> [WRITTEN INSTRUCTION] Return every record exactly as written.

> [A run of records]
---+---

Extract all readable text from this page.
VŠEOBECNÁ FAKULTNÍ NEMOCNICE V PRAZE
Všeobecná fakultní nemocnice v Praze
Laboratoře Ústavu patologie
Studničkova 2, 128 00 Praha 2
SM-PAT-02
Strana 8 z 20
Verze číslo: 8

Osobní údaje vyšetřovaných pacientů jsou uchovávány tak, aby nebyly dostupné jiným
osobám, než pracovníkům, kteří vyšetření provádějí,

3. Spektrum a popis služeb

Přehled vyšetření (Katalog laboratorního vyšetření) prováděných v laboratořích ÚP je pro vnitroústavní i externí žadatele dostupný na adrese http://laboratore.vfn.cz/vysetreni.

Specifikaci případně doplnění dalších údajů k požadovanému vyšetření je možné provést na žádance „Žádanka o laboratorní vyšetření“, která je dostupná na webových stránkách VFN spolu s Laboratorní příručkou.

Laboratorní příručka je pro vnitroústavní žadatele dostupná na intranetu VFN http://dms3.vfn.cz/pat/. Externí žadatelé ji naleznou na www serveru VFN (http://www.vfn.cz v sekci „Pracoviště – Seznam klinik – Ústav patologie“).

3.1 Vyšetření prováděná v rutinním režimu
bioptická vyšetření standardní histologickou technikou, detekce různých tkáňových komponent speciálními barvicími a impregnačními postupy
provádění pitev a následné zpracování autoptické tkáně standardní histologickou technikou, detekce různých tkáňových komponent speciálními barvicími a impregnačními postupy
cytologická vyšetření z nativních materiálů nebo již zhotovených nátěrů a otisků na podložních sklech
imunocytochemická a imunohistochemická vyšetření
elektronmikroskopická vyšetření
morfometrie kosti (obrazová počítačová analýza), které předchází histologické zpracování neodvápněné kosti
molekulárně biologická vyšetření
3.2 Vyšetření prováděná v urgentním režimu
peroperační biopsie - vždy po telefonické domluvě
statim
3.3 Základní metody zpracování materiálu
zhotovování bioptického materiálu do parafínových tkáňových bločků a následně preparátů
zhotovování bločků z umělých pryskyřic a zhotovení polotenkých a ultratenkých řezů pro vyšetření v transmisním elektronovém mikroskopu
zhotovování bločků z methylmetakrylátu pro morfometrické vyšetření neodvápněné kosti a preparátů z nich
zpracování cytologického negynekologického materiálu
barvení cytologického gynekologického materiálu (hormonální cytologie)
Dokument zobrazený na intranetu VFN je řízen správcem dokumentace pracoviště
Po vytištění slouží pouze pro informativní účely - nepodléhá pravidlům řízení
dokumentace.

---+---

> [THE RESULT]
Extract all readable text from this page.
VŠEOBECNÁ FAKULTNÍ NEMOCNICE V PRAZE
Všeobecná fakultní nemocnice v Praze
Laboratoře Ústavu patologie
Studničkova 2, 128 00 Praha 2
SM-PAT-02
Strana 8 z 20
Verze číslo: 8

Osobní údaje vyšetřovaných pacientů jsou uchovávány tak, aby nebyly dostupné jiným
osobám, než pracovníkům, kteří vyšetření provádějí,

3. Spektrum a popis služeb

Přehled vyšetření (Katalog laboratorního vyšetření) prováděných v laboratořích ÚP je pro vnitroústavní i externí žadatele dostupný na adrese http://laboratore.vfn.cz/vysetreni.

Specifikaci případně doplnění dalších údajů k požadovanému vyšetření je možné provést na žádance „Žádanka o laboratorní vyšetření“, která je dostupná na webových stránkách VFN spolu s Laboratorní příručkou.

Laboratorní příručka je pro vnitroústavní žadatele dostupná na intranetu VFN http://dms3.vfn.cz/pat/. Externí žadatelé ji naleznou na www serveru VFN (http://www.vfn.cz v sekci „Pracoviště – Seznam klinik – Ústav patologie“).

3.1 Vyšetření prováděná v rutinním režimu
bioptická vyšetření standardní histologickou technikou, detekce různých tkáňových komponent speciálními barvicími a impregnačními postupy
provádění pitev a následné zpracování autoptické tkáně standardní histologickou technikou, detekce různých tkáňových komponent speciálními barvicími a impregnačními postupy
cytologická vyšetření z nativních materiálů nebo již zhotovených nátěrů a otisků na podložních sklech
imunocytochemická a imunohistochemická vyšetření
elektronmikroskopická vyšetření
morfometrie kosti (obrazová počítačová analýza), které předchází histologické zpracování neodvápněné kosti
molekulárně biologická vyšetření
3.2 Vyšetření prováděná v urgentním režimu
peroperační biopsie - vždy po telefonické domluvě
statim
3.3 Základní metody zpracování materiálu
zhotovování bioptického materiálu do parafínových tkáňových bločků a následně preparátů
zhotovování bločků z umělých pryskyřic a zhotovení polotenkých a ultratenkých řezů pro vyšetření v transmisním elektronovém mikroskopu
zhotovování bločků z methylmetakrylátu pro morfometrické vyšetření neodvápněné kosti a preparátů z nich
zpracování cytologického negynekologického materiálu
barvení cytologického gynekologického materiálu (hormonální cytologie)
Dokument zobrazený na intranetu VFN je řízen správcem dokumentace pracoviště
Po vytištění slouží pouze pro informativní účely - nepodléhá pravidlům řízení
dokumentace.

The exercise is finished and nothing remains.